» YOUR OBJECTIVE: Copy out each line featuring the string "Convert" from the entries beneath.
>> Start RECORD EXTRACTS
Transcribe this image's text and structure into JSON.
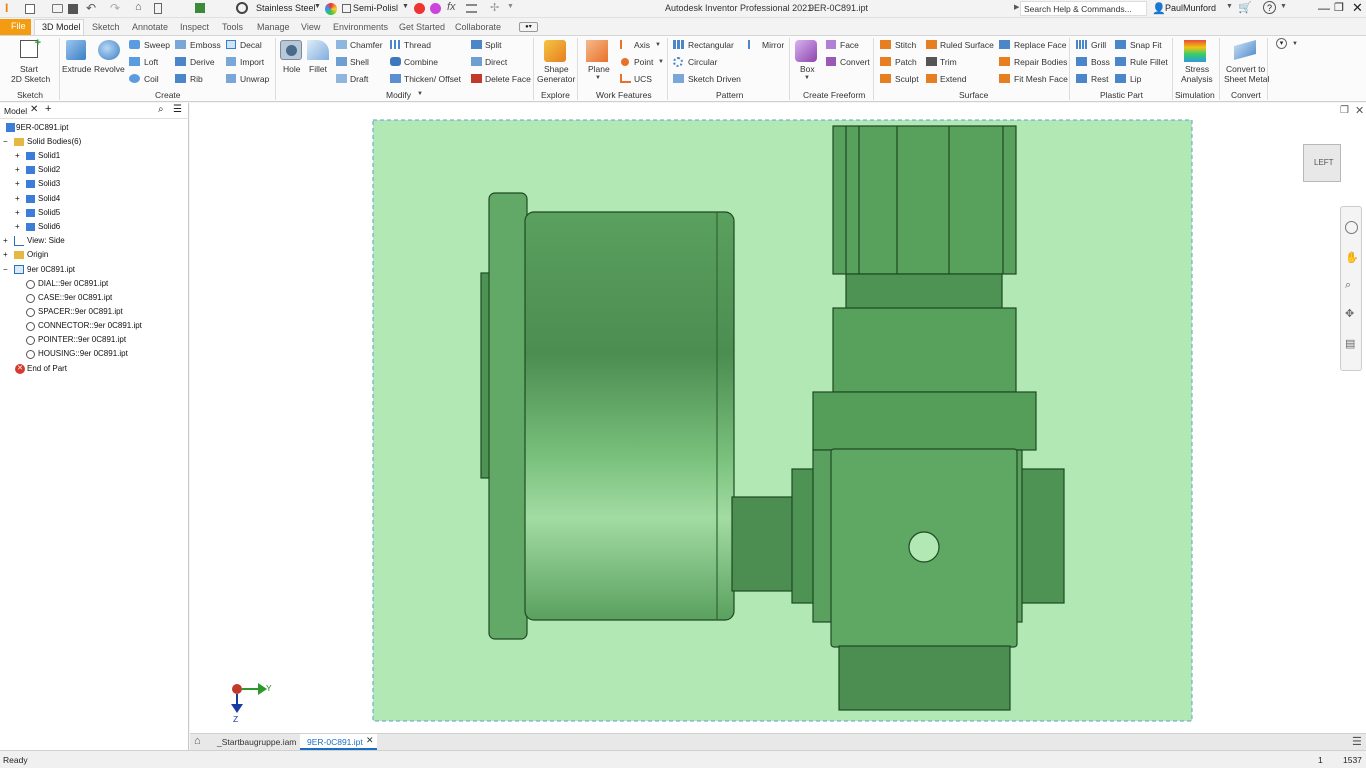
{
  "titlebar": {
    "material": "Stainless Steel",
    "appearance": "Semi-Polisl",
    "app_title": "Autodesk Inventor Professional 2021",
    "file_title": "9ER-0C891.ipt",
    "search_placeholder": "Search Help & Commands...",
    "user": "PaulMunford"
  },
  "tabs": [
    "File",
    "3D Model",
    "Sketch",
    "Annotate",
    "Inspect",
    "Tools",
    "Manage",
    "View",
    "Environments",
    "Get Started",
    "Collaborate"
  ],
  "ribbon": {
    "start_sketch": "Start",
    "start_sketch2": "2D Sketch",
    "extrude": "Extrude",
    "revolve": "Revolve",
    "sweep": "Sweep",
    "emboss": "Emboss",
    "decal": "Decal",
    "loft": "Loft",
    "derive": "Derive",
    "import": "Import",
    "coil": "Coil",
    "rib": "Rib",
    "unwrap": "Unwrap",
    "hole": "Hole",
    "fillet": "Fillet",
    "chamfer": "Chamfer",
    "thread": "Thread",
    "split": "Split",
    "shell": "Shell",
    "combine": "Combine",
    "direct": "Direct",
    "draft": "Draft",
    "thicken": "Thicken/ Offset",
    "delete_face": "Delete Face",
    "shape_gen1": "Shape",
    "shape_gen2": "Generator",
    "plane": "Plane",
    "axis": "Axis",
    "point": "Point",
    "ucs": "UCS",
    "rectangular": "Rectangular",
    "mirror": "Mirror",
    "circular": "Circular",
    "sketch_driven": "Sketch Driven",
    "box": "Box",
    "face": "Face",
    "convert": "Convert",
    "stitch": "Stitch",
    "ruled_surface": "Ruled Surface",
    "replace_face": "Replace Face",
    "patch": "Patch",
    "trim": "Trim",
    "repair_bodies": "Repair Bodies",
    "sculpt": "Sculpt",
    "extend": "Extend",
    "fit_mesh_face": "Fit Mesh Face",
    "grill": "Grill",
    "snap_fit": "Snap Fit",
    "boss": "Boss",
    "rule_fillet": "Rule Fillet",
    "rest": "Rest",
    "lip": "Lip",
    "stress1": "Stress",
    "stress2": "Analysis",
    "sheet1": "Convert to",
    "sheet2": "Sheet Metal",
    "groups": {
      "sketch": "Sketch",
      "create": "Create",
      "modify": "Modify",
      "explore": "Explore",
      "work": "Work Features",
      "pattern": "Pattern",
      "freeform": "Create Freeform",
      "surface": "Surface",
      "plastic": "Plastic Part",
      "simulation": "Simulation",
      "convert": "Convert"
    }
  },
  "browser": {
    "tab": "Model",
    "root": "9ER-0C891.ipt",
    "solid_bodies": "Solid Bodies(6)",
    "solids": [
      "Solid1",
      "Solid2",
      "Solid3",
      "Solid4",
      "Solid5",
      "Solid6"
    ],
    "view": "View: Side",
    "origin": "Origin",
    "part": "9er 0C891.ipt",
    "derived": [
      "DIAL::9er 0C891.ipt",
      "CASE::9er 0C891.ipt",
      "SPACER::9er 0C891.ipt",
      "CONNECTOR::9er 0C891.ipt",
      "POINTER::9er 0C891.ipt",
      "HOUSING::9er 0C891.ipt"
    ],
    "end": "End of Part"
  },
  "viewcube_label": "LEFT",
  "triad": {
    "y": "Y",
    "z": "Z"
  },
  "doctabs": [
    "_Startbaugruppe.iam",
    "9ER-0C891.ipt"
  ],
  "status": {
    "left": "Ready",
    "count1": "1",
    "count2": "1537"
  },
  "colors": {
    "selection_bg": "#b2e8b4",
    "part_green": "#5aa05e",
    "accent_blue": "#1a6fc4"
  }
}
>> End RECORD EXTRACTS
» CORRECT RESULT:
    "convert": "Convert",
    "sheet1": "Convert to",
      "convert": "Convert"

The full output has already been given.